((

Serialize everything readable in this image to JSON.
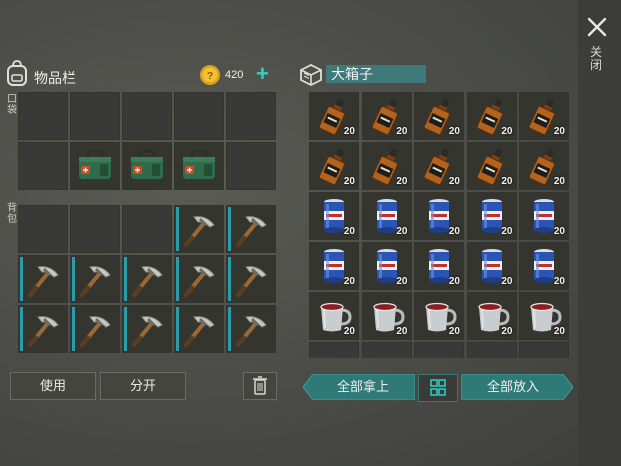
{
  "close": {
    "label": "关闭"
  },
  "inventory": {
    "title": "物品栏",
    "coins": "420",
    "pocket_label": "口袋",
    "backpack_label": "背包",
    "pocket_slots": [
      {
        "item": "empty"
      },
      {
        "item": "empty"
      },
      {
        "item": "empty"
      },
      {
        "item": "empty"
      },
      {
        "item": "empty"
      },
      {
        "item": "empty"
      },
      {
        "item": "medkit"
      },
      {
        "item": "medkit"
      },
      {
        "item": "medkit"
      },
      {
        "item": "empty"
      }
    ],
    "backpack_slots": [
      {
        "item": "empty"
      },
      {
        "item": "empty"
      },
      {
        "item": "empty"
      },
      {
        "item": "pickaxe"
      },
      {
        "item": "pickaxe"
      },
      {
        "item": "pickaxe"
      },
      {
        "item": "pickaxe"
      },
      {
        "item": "pickaxe"
      },
      {
        "item": "pickaxe"
      },
      {
        "item": "pickaxe"
      },
      {
        "item": "pickaxe"
      },
      {
        "item": "pickaxe"
      },
      {
        "item": "pickaxe"
      },
      {
        "item": "pickaxe"
      },
      {
        "item": "pickaxe"
      }
    ],
    "use_label": "使用",
    "split_label": "分开"
  },
  "chest": {
    "title": "大箱子",
    "slots": [
      {
        "item": "whiskey",
        "count": "20"
      },
      {
        "item": "whiskey",
        "count": "20"
      },
      {
        "item": "whiskey",
        "count": "20"
      },
      {
        "item": "whiskey",
        "count": "20"
      },
      {
        "item": "whiskey",
        "count": "20"
      },
      {
        "item": "whiskey",
        "count": "20"
      },
      {
        "item": "whiskey",
        "count": "20"
      },
      {
        "item": "whiskey",
        "count": "20"
      },
      {
        "item": "whiskey",
        "count": "20"
      },
      {
        "item": "whiskey",
        "count": "20"
      },
      {
        "item": "soda-can",
        "count": "20"
      },
      {
        "item": "soda-can",
        "count": "20"
      },
      {
        "item": "soda-can",
        "count": "20"
      },
      {
        "item": "soda-can",
        "count": "20"
      },
      {
        "item": "soda-can",
        "count": "20"
      },
      {
        "item": "soda-can",
        "count": "20"
      },
      {
        "item": "soda-can",
        "count": "20"
      },
      {
        "item": "soda-can",
        "count": "20"
      },
      {
        "item": "soda-can",
        "count": "20"
      },
      {
        "item": "soda-can",
        "count": "20"
      },
      {
        "item": "mug",
        "count": "20"
      },
      {
        "item": "mug",
        "count": "20"
      },
      {
        "item": "mug",
        "count": "20"
      },
      {
        "item": "mug",
        "count": "20"
      },
      {
        "item": "mug",
        "count": "20"
      }
    ],
    "take_all_label": "全部拿上",
    "put_all_label": "全部放入"
  },
  "colors": {
    "accent": "#2f7a78",
    "teal_plus": "#2fd1c3",
    "durability": "#2a9dab"
  }
}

))

Can the entries above be repeated exactly, without their pictures?

Serialize everything readable in this image to JSON.
{
  "close": {
    "label": "关闭"
  },
  "inventory": {
    "title": "物品栏",
    "coins": "420",
    "pocket_label": "口袋",
    "backpack_label": "背包",
    "pocket_slots": [
      {
        "item": "empty"
      },
      {
        "item": "empty"
      },
      {
        "item": "empty"
      },
      {
        "item": "empty"
      },
      {
        "item": "empty"
      },
      {
        "item": "empty"
      },
      {
        "item": "medkit"
      },
      {
        "item": "medkit"
      },
      {
        "item": "medkit"
      },
      {
        "item": "empty"
      }
    ],
    "backpack_slots": [
      {
        "item": "empty"
      },
      {
        "item": "empty"
      },
      {
        "item": "empty"
      },
      {
        "item": "pickaxe"
      },
      {
        "item": "pickaxe"
      },
      {
        "item": "pickaxe"
      },
      {
        "item": "pickaxe"
      },
      {
        "item": "pickaxe"
      },
      {
        "item": "pickaxe"
      },
      {
        "item": "pickaxe"
      },
      {
        "item": "pickaxe"
      },
      {
        "item": "pickaxe"
      },
      {
        "item": "pickaxe"
      },
      {
        "item": "pickaxe"
      },
      {
        "item": "pickaxe"
      }
    ],
    "use_label": "使用",
    "split_label": "分开"
  },
  "chest": {
    "title": "大箱子",
    "slots": [
      {
        "item": "whiskey",
        "count": "20"
      },
      {
        "item": "whiskey",
        "count": "20"
      },
      {
        "item": "whiskey",
        "count": "20"
      },
      {
        "item": "whiskey",
        "count": "20"
      },
      {
        "item": "whiskey",
        "count": "20"
      },
      {
        "item": "whiskey",
        "count": "20"
      },
      {
        "item": "whiskey",
        "count": "20"
      },
      {
        "item": "whiskey",
        "count": "20"
      },
      {
        "item": "whiskey",
        "count": "20"
      },
      {
        "item": "whiskey",
        "count": "20"
      },
      {
        "item": "soda-can",
        "count": "20"
      },
      {
        "item": "soda-can",
        "count": "20"
      },
      {
        "item": "soda-can",
        "count": "20"
      },
      {
        "item": "soda-can",
        "count": "20"
      },
      {
        "item": "soda-can",
        "count": "20"
      },
      {
        "item": "soda-can",
        "count": "20"
      },
      {
        "item": "soda-can",
        "count": "20"
      },
      {
        "item": "soda-can",
        "count": "20"
      },
      {
        "item": "soda-can",
        "count": "20"
      },
      {
        "item": "soda-can",
        "count": "20"
      },
      {
        "item": "mug",
        "count": "20"
      },
      {
        "item": "mug",
        "count": "20"
      },
      {
        "item": "mug",
        "count": "20"
      },
      {
        "item": "mug",
        "count": "20"
      },
      {
        "item": "mug",
        "count": "20"
      }
    ],
    "take_all_label": "全部拿上",
    "put_all_label": "全部放入"
  },
  "colors": {
    "accent": "#2f7a78",
    "teal_plus": "#2fd1c3",
    "durability": "#2a9dab"
  }
}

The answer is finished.